Aim: Look through the data and write out every line with the word "from" in it.

Material for the task:
'''
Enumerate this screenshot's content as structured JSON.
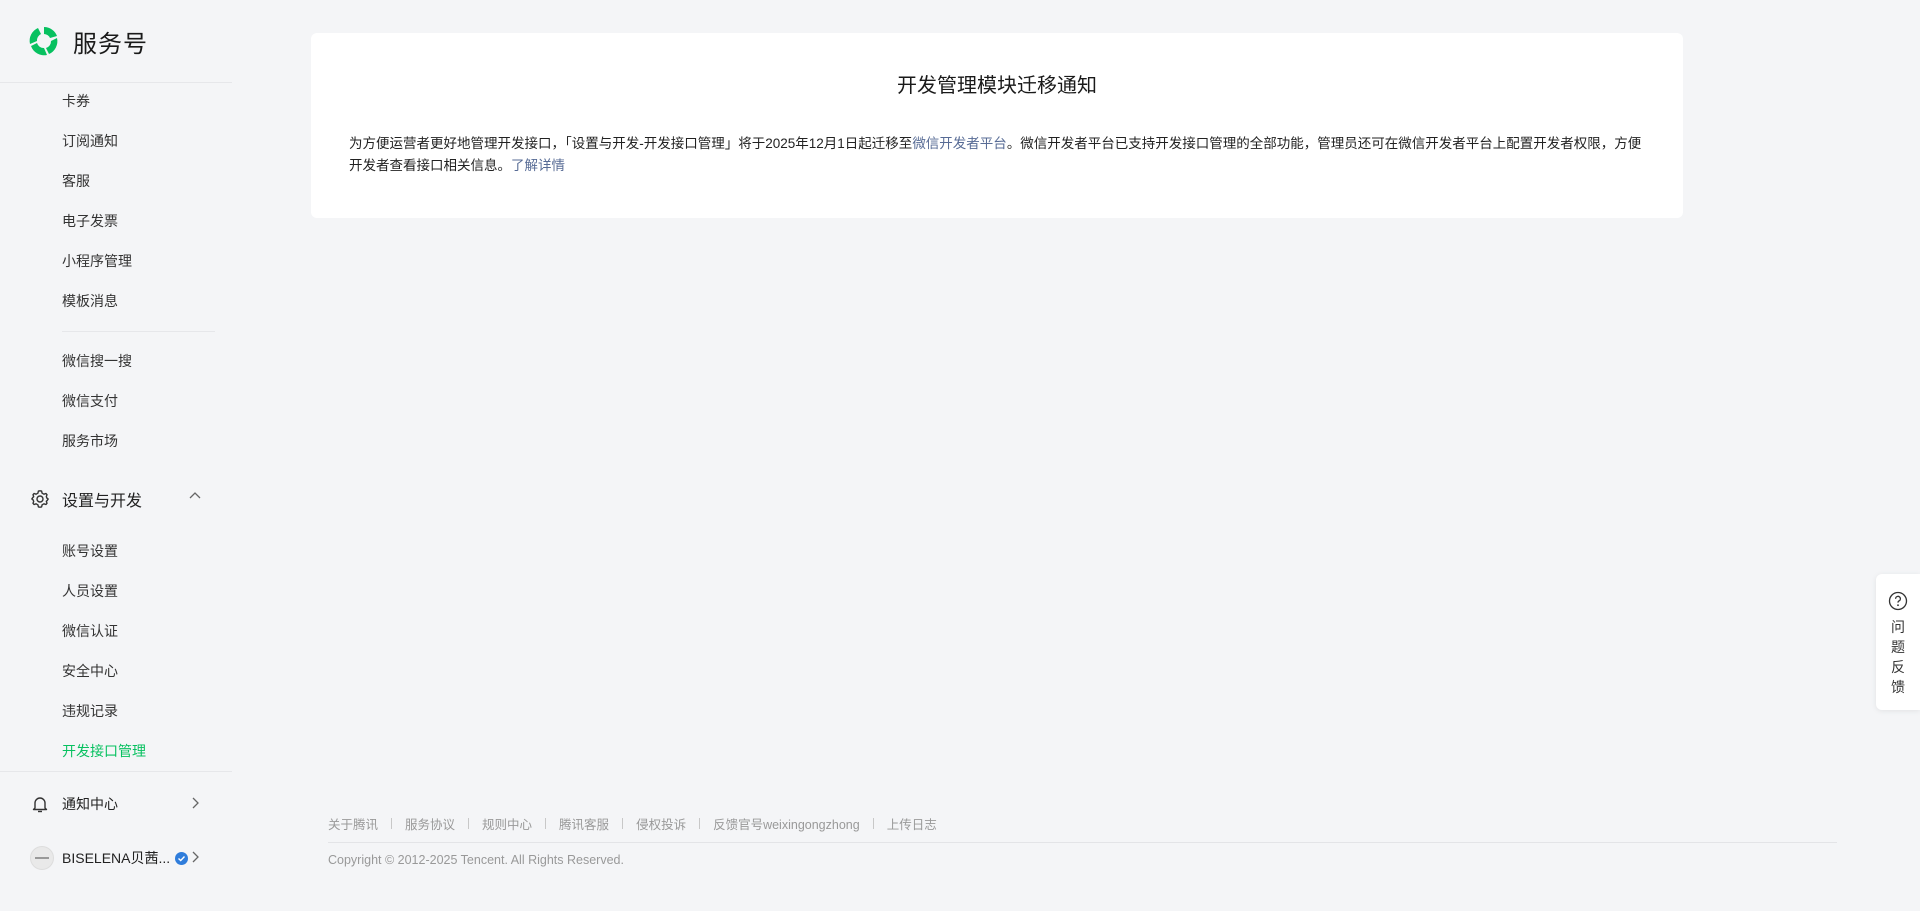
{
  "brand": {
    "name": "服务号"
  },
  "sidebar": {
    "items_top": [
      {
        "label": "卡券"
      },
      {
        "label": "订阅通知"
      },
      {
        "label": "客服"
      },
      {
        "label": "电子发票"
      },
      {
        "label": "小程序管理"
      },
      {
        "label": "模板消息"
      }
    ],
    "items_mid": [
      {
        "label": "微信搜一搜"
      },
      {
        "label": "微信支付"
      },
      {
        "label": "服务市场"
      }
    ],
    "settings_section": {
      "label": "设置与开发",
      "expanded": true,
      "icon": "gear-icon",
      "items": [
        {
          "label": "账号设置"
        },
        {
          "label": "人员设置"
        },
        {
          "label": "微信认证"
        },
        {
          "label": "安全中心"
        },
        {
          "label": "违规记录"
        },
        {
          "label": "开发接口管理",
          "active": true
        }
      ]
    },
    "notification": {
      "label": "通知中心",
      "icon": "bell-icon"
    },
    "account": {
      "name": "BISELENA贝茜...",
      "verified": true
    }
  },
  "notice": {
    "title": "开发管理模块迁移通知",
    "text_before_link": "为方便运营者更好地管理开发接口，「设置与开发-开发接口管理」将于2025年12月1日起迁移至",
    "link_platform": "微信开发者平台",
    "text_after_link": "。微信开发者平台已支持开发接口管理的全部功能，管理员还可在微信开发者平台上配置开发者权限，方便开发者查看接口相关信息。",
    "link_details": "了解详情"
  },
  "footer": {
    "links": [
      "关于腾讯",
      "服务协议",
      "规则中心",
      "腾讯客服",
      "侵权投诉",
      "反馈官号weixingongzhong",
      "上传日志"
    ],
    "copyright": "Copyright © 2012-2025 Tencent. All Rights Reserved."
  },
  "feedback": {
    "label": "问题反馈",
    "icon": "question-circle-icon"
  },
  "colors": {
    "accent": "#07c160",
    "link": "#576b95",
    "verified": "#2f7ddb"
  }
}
'''
'''
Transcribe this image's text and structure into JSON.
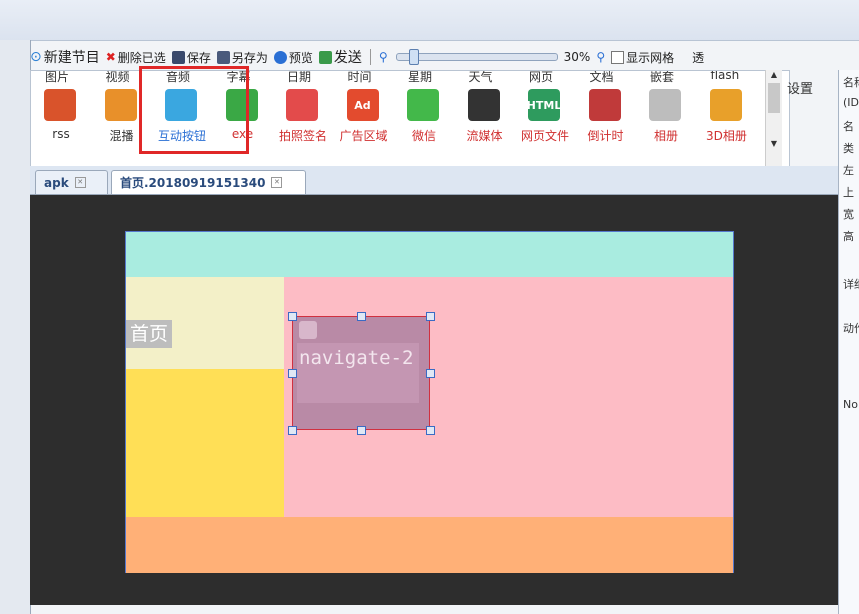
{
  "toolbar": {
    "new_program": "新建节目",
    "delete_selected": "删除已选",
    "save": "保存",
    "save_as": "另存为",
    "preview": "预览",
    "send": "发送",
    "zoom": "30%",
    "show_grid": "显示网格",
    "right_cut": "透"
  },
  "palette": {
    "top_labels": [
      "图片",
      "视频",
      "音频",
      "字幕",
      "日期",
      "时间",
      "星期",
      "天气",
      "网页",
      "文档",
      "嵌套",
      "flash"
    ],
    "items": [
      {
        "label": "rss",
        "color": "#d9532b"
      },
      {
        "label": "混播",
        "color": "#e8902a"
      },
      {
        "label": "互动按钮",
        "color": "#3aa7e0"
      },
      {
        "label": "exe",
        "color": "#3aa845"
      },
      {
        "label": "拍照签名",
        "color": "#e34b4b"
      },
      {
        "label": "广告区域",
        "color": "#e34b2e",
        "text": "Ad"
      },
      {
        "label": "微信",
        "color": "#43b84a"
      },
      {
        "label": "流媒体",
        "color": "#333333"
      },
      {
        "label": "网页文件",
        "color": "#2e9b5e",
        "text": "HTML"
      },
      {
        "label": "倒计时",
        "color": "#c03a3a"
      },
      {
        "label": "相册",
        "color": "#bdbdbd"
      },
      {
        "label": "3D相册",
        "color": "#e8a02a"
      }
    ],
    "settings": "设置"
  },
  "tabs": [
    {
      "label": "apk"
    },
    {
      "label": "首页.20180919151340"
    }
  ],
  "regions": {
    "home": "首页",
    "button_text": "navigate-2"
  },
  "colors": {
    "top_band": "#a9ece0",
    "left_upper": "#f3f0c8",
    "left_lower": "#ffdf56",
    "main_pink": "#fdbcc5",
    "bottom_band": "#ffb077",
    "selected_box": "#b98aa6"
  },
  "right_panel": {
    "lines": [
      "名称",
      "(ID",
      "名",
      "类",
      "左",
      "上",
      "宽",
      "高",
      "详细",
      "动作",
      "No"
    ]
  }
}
'''
'''
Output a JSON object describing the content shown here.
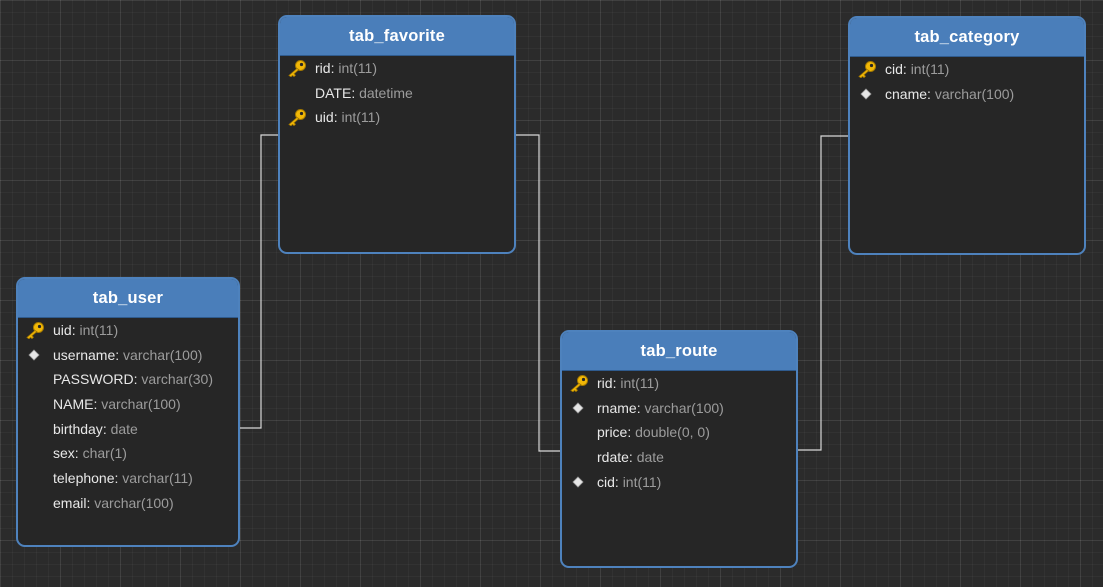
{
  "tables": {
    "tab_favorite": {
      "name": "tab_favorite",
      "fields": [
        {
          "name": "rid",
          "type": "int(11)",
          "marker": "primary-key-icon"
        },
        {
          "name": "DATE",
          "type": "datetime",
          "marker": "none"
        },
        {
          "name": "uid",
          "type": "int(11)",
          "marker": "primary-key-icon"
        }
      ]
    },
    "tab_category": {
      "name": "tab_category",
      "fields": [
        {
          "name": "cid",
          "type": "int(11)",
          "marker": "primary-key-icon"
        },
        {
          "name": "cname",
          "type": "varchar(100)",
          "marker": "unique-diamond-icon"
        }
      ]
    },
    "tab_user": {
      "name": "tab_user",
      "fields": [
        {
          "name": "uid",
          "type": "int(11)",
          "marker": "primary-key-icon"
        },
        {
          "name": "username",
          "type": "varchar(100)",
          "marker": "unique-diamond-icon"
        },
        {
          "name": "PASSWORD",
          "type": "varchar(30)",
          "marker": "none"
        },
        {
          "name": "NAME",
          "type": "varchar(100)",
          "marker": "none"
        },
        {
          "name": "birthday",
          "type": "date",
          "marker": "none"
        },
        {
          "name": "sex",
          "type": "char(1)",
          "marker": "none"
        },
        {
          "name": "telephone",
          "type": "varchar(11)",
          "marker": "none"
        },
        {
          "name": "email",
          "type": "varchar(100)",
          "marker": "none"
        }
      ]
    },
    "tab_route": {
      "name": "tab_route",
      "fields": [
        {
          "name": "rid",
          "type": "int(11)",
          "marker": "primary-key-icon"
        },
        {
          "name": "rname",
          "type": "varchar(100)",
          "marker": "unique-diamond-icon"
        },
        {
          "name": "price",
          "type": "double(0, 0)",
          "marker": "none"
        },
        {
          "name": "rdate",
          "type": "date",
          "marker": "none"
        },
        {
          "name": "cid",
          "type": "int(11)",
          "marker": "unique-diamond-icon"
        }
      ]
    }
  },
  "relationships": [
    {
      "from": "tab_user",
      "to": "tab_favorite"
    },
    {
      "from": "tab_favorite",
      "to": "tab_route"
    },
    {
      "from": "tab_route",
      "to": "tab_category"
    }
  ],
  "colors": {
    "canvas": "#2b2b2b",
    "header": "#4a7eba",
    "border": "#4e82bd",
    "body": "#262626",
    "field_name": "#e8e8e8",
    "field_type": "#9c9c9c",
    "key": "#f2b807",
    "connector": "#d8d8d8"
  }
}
'''
Finished exercise:
      "from": "tab_user",
      "from": "tab_favorite",
      "from": "tab_route",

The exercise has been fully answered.